**Stored data**
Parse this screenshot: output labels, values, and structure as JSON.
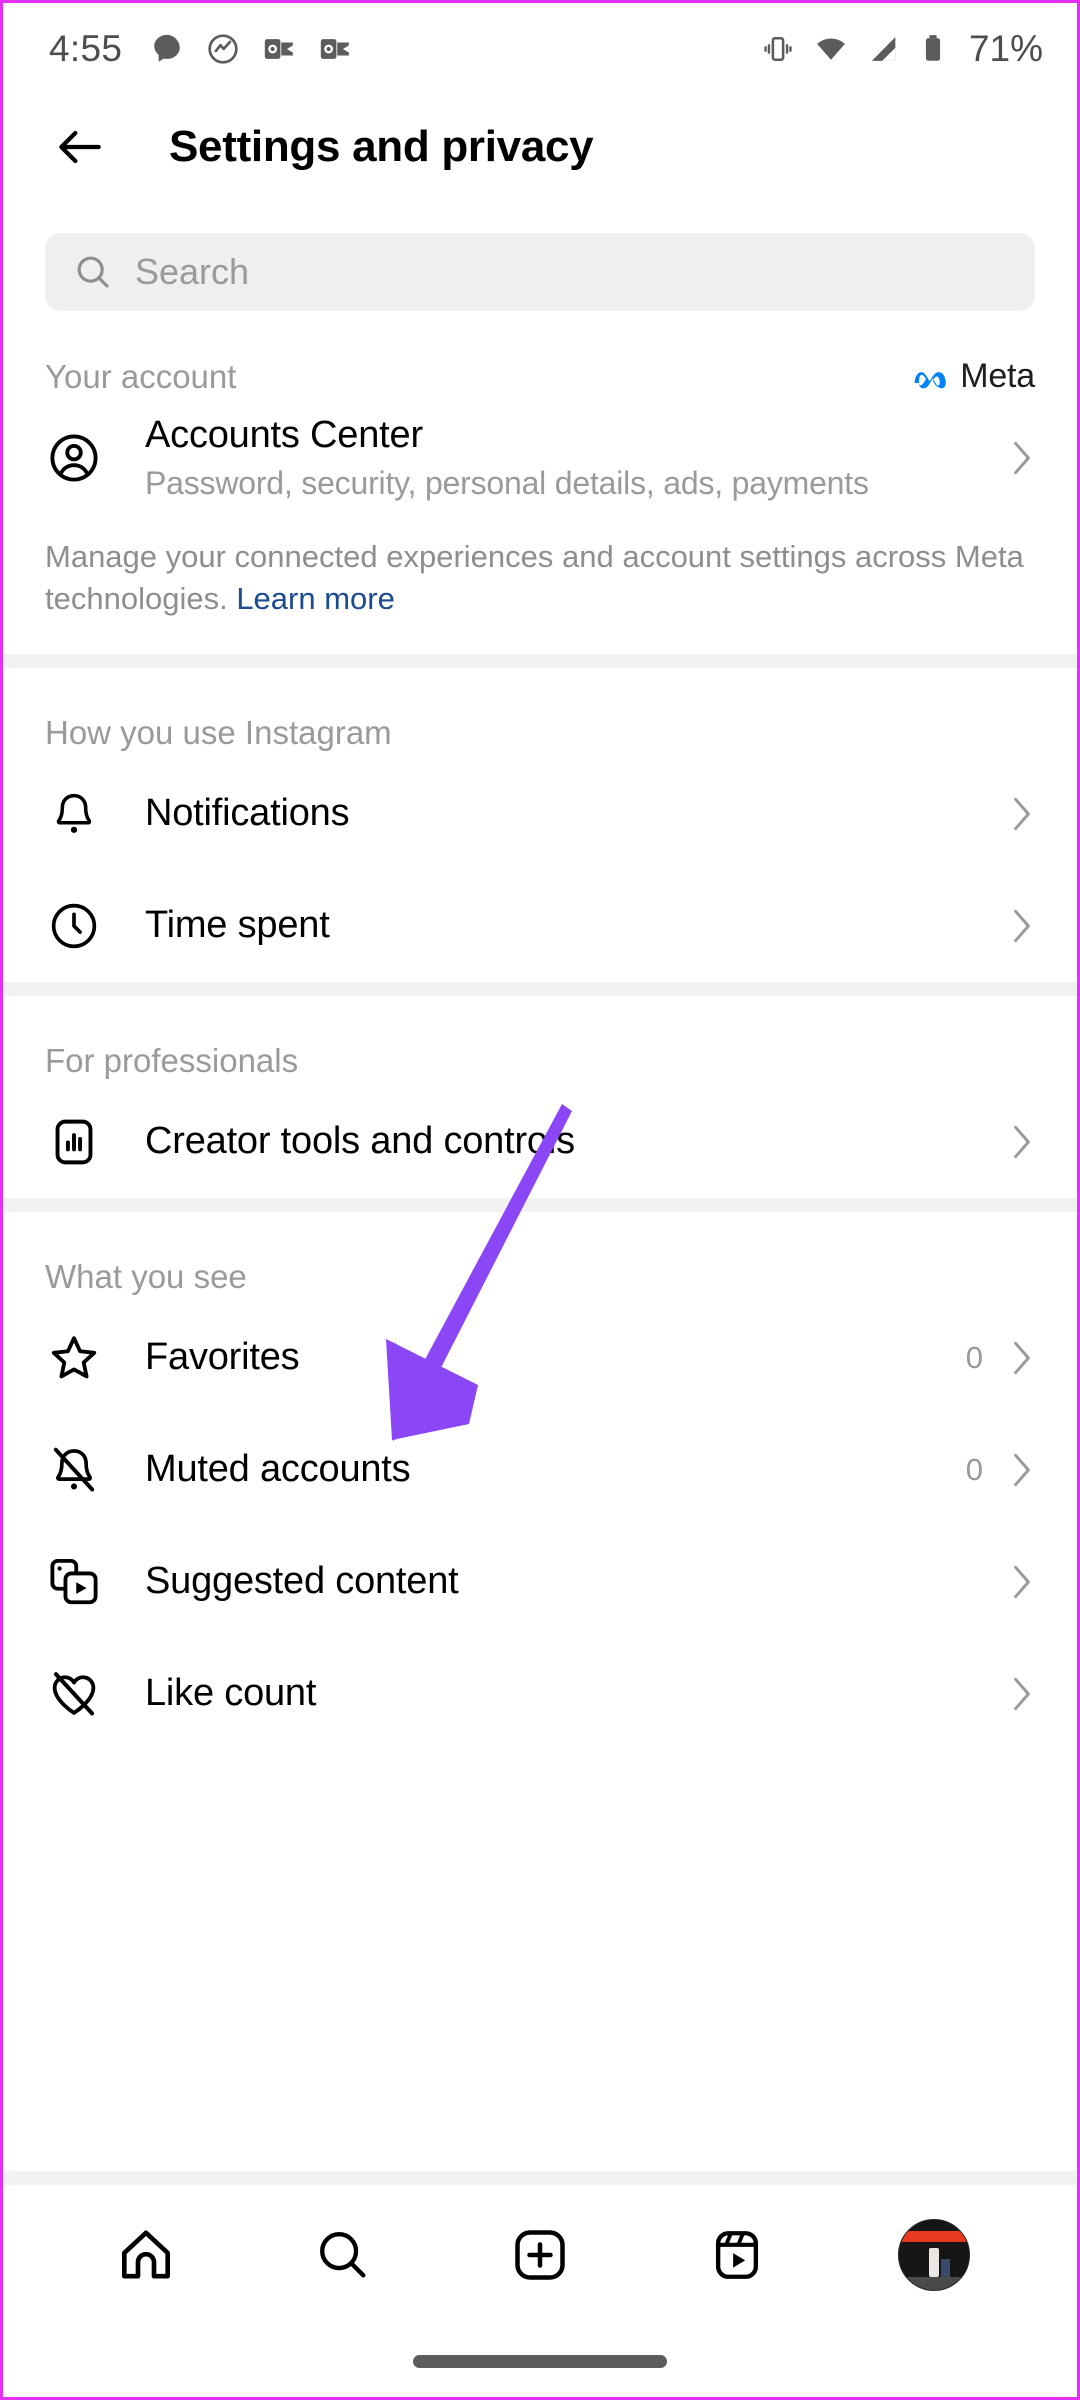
{
  "status_bar": {
    "time": "4:55",
    "battery_percent": "71%",
    "left_icons": [
      "chat-bubble-icon",
      "snapchat-icon",
      "outlook-icon",
      "outlook-icon"
    ],
    "right_icons": [
      "vibrate-icon",
      "wifi-icon",
      "cellular-signal-icon",
      "battery-icon"
    ]
  },
  "header": {
    "back_icon": "back-arrow-icon",
    "title": "Settings and privacy"
  },
  "search": {
    "placeholder": "Search",
    "icon": "search-icon"
  },
  "sections": [
    {
      "title": "Your account",
      "badge": {
        "icon": "meta-infinity-logo",
        "label": "Meta",
        "color": "#0082fb"
      },
      "rows": [
        {
          "icon": "account-circle-icon",
          "label": "Accounts Center",
          "subtitle": "Password, security, personal details, ads, payments",
          "value": "",
          "chevron": "chevron-right-icon"
        }
      ],
      "note": {
        "text": "Manage your connected experiences and account settings across Meta technologies.",
        "link": "Learn more"
      }
    },
    {
      "title": "How you use Instagram",
      "rows": [
        {
          "icon": "bell-icon",
          "label": "Notifications",
          "value": "",
          "chevron": "chevron-right-icon"
        },
        {
          "icon": "clock-icon",
          "label": "Time spent",
          "value": "",
          "chevron": "chevron-right-icon"
        }
      ]
    },
    {
      "title": "For professionals",
      "rows": [
        {
          "icon": "bar-chart-icon",
          "label": "Creator tools and controls",
          "value": "",
          "chevron": "chevron-right-icon"
        }
      ]
    },
    {
      "title": "What you see",
      "rows": [
        {
          "icon": "star-icon",
          "label": "Favorites",
          "value": "0",
          "chevron": "chevron-right-icon"
        },
        {
          "icon": "bell-slash-icon",
          "label": "Muted accounts",
          "value": "0",
          "chevron": "chevron-right-icon"
        },
        {
          "icon": "suggested-content-icon",
          "label": "Suggested content",
          "value": "",
          "chevron": "chevron-right-icon"
        },
        {
          "icon": "heart-slash-icon",
          "label": "Like count",
          "value": "",
          "chevron": "chevron-right-icon"
        }
      ]
    }
  ],
  "annotation": {
    "type": "arrow",
    "color": "#8b47f5",
    "points_to": "Creator tools and controls"
  },
  "bottom_nav": {
    "items": [
      {
        "icon": "home-icon",
        "name": "home"
      },
      {
        "icon": "search-icon",
        "name": "search"
      },
      {
        "icon": "create-plus-icon",
        "name": "create"
      },
      {
        "icon": "reels-icon",
        "name": "reels"
      },
      {
        "icon": "profile-avatar",
        "name": "profile"
      }
    ]
  }
}
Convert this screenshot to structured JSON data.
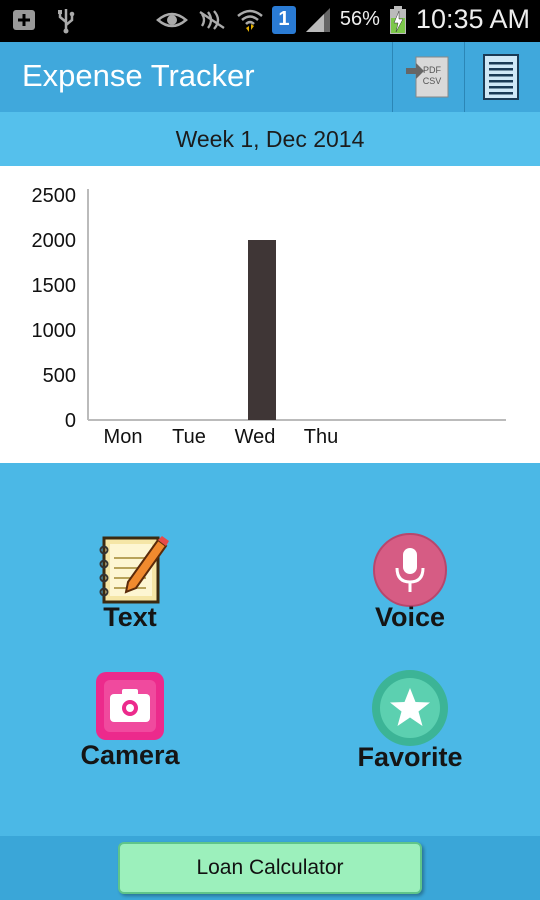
{
  "status_bar": {
    "battery_percent": "56%",
    "time": "10:35 AM",
    "notification_badge": "1"
  },
  "app": {
    "title": "Expense Tracker",
    "pdf_icon_line1": "PDF",
    "pdf_icon_line2": "CSV"
  },
  "week": {
    "label": "Week 1, Dec 2014"
  },
  "chart_data": {
    "type": "bar",
    "categories": [
      "Mon",
      "Tue",
      "Wed",
      "Thu"
    ],
    "values": [
      0,
      0,
      2000,
      0
    ],
    "title": "",
    "xlabel": "",
    "ylabel": "",
    "ylim": [
      0,
      2500
    ],
    "yticks": [
      0,
      500,
      1000,
      1500,
      2000,
      2500
    ],
    "bar_color": "#3f3636",
    "grid": false
  },
  "actions": {
    "text": "Text",
    "voice": "Voice",
    "camera": "Camera",
    "favorite": "Favorite"
  },
  "bottom": {
    "loan_calculator": "Loan Calculator"
  },
  "colors": {
    "background": "#4bb8e6",
    "actionbar": "#40a8dc",
    "loan_button": "#9cf0bc"
  }
}
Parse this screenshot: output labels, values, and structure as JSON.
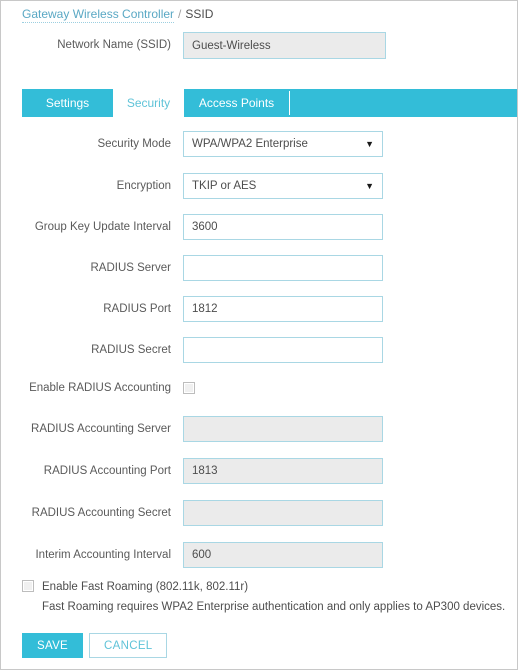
{
  "breadcrumb": {
    "link": "Gateway Wireless Controller",
    "separator": "/",
    "current": "SSID"
  },
  "network_name": {
    "label": "Network Name (SSID)",
    "value": "Guest-Wireless",
    "disabled": true
  },
  "tabs": [
    {
      "label": "Settings",
      "active": false
    },
    {
      "label": "Security",
      "active": true
    },
    {
      "label": "Access Points",
      "active": false
    }
  ],
  "form": {
    "fields": [
      {
        "name": "security-mode",
        "label": "Security Mode",
        "type": "select",
        "value": "WPA/WPA2 Enterprise",
        "arrow": "▼",
        "disabled": false
      },
      {
        "name": "encryption",
        "label": "Encryption",
        "type": "select",
        "value": "TKIP or AES",
        "arrow": "▼",
        "disabled": false
      },
      {
        "name": "group-key-update-interval",
        "label": "Group Key Update Interval",
        "type": "text",
        "value": "3600",
        "disabled": false
      },
      {
        "name": "radius-server",
        "label": "RADIUS Server",
        "type": "text",
        "value": "",
        "disabled": false
      },
      {
        "name": "radius-port",
        "label": "RADIUS Port",
        "type": "text",
        "value": "1812",
        "disabled": false
      },
      {
        "name": "radius-secret",
        "label": "RADIUS Secret",
        "type": "text",
        "value": "",
        "disabled": false
      }
    ],
    "enable_radius_accounting": {
      "label": "Enable RADIUS Accounting",
      "checked": false
    },
    "accounting_fields": [
      {
        "name": "radius-accounting-server",
        "label": "RADIUS Accounting Server",
        "type": "text",
        "value": "",
        "disabled": true
      },
      {
        "name": "radius-accounting-port",
        "label": "RADIUS Accounting Port",
        "type": "text",
        "value": "1813",
        "disabled": true
      },
      {
        "name": "radius-accounting-secret",
        "label": "RADIUS Accounting Secret",
        "type": "text",
        "value": "",
        "disabled": true
      },
      {
        "name": "interim-accounting-interval",
        "label": "Interim Accounting Interval",
        "type": "text",
        "value": "600",
        "disabled": true
      }
    ],
    "fast_roaming": {
      "label": "Enable Fast Roaming (802.11k, 802.11r)",
      "checked": false,
      "help": "Fast Roaming requires WPA2 Enterprise authentication and only applies to AP300 devices."
    }
  },
  "actions": {
    "save": "SAVE",
    "cancel": "CANCEL"
  },
  "colors": {
    "accent": "#33bdd8",
    "accent_text": "#5fc3d8",
    "field_border": "#a9d7e4",
    "disabled_bg": "#ebebeb"
  }
}
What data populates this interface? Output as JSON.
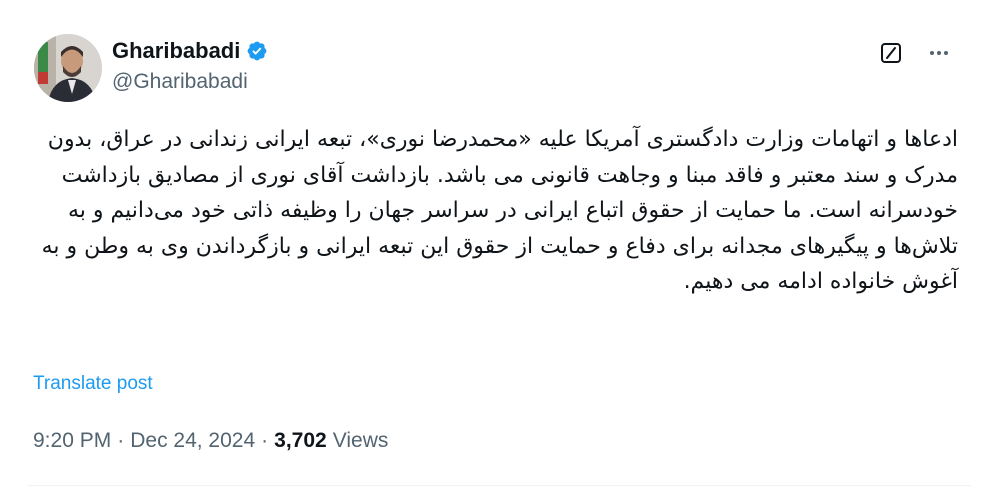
{
  "author": {
    "display_name": "Gharibabadi",
    "handle": "@Gharibabadi",
    "verified": true,
    "avatar_icon": "user-photo"
  },
  "post": {
    "text": "ادعاها و اتهامات وزارت دادگستری آمریکا علیه «محمدرضا نوری»، تبعه ایرانی زندانی در عراق، بدون مدرک و سند معتبر و فاقد مبنا و وجاهت قانونی می باشد. بازداشت آقای نوری از مصادیق بازداشت خودسرانه است. ما حمایت از حقوق اتباع ایرانی در سراسر جهان را وظیفه ذاتی خود می‌دانیم و به تلاش‌ها و پیگیرهای مجدانه برای دفاع و حمایت از حقوق این تبعه ایرانی و بازگرداندن وی به وطن و به آغوش خانواده ادامه می دهیم.",
    "translate_label": "Translate post",
    "time": "9:20 PM",
    "separator": "·",
    "date": "Dec 24, 2024",
    "views_count": "3,702",
    "views_label": "Views"
  },
  "actions": {
    "grok_icon": "grok-slash-icon",
    "more_icon": "more-dots-icon"
  },
  "colors": {
    "accent": "#1d9bf0",
    "muted": "#536471",
    "text": "#0f1419"
  }
}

**Job**
Pick out and copy the lines of the material that include the word "Enterprise".

**Written response**
        "value": "WPA/WPA2 Enterprise",
      "help": "Fast Roaming requires WPA2 Enterprise authentication and only applies to AP300 devices."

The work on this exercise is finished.